▶ **WORK INSTRUCTIONS**
- a) Translate this sentence from the Utah homelessness report into Spanish: "Their research took them to Miami-Dade County in Florida."
- b) Carry on the Utah homelessness report from the end of the quotation by Sim Gill, writing the next few paragraphs in the same news style.

▶ **SOURCE EXCERPT**

--- START ---

Salt Lake City Homelessness presser, Nov. 30, 2022
Sean Higgins
From left to right: Salt Lake County Sheriff Rosie Rivera, Salt Lake City Police Chief Mike Brown, State Homeless Services Coordinator Wayne Niederhauser, Salt Lake City Mayor Erin Mendenhall, Salt Lake County District Attorney Sim Gill and Salt Lake County Deputy Mayor Erin Litvack address the media at the Salt Lake Chamber offices in Salt Lake City, Nov. 30, 2022.

State and local law enforcement and political leaders are exploring better ways to handle the issues of chronic homelessness and mental health in Utah.

The group, including Utah State Homelessness Services Coordinator Wayne Niederhauser, Salt Lake City Mayor Erin Mendenhall, Salt Lake County District Attorney Sim Gill, and other law enforcement officials and homelessness advocates, gave a public update on their findings on Nov. 30 at the offices of the Salt Lake Chamber.

Their research took them to Miami-Dade County in Florida. For some on the trip, it’s clear Utah needs a new approach.

“Unfortunately, we have looked to the criminal justice system to be our crisis managers,” said Salt Lake County District Attorney Sim Gill. “And what we have learned is that we will never be able to arrest our way out of this situation. What we've learned is that this criminal justice response is the wrong response in terms of systemic long-term gains that we want to make.”

--- END ---

▶ **Spatial layout data**
--- START ---

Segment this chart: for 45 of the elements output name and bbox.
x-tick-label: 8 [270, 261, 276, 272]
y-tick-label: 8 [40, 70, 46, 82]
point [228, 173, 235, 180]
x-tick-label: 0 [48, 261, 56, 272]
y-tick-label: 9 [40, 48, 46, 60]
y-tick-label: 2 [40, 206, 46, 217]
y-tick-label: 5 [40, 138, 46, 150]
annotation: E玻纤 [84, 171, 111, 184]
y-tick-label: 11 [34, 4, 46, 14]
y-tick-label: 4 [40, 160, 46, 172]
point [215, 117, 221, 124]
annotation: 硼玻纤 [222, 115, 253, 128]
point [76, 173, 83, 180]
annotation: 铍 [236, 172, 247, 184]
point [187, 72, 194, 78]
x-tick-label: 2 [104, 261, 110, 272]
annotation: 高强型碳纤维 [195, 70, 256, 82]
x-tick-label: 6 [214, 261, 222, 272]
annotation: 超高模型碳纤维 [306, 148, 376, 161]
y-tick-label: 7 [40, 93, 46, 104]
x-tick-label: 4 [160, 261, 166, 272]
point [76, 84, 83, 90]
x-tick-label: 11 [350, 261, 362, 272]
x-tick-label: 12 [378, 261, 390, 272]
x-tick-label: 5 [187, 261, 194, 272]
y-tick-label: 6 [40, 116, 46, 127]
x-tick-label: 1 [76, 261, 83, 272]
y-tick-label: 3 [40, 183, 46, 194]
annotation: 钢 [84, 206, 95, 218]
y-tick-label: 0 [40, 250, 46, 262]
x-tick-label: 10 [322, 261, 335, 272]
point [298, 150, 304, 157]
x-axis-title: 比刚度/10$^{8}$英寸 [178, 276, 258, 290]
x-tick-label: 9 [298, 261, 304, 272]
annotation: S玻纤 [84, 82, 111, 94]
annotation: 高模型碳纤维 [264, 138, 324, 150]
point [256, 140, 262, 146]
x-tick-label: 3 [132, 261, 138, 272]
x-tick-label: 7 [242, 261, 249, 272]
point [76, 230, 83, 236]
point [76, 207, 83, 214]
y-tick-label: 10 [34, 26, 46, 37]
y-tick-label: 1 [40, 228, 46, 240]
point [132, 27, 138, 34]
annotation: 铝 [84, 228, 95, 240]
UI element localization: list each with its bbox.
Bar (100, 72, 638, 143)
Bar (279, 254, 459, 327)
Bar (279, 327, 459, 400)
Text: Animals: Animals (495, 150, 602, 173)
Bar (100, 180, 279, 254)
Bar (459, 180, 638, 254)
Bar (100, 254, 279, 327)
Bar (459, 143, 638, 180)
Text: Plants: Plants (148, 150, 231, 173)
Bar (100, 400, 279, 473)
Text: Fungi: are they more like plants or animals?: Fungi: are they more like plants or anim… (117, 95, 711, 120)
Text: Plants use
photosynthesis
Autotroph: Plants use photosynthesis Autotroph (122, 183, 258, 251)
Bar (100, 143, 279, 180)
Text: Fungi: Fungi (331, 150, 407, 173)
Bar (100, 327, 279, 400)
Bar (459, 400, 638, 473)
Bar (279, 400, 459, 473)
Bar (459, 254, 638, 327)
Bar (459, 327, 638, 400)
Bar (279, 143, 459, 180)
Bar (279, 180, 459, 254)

--- END ---

▶ **EXERCISE RESULTS**
- a) Su investigación los llevó al condado de Miami-Dade, en Florida.

- b)
The Miami-Dade Criminal Mental Health Project was spearheaded by county Judge Steve Leifman in 2000. The project seeks to reform how people with mental health issues are treated in the criminal justice system by using community-based treatment and support services as opposed to criminal prosecution.

Utah State Homeless Services Coordinator Wayne Niederhauser said law enforcement will be looking to take on a different role.

“To think that law enforcement won't be part of the solution in the future, no, they're going to continue to be,” he said. “But how we respond and how law enforcement responds and where people go? That’s going to change and the system will work better.”

Homeless advocates say the biggest challenge to implementing a similar program here in Utah is funding.

“We can’t do this piecemeal — here’s a big chunk of money this year, here’s no money this year,” said Jean Hill, a former board member of Shelter the Homeless who represented the organization on the Miami trip. She now works for the Salt Lake County Office of Criminal Justice Initiatives. “It’s gotta be a sustainable funding choice.”

Hill added that another hurdle is where to put people who are in treatment. Salt Lake City has a moratorium in place until next year on new permanent homeless shelters in the city. She said community outreach will also be an essential part of any future success.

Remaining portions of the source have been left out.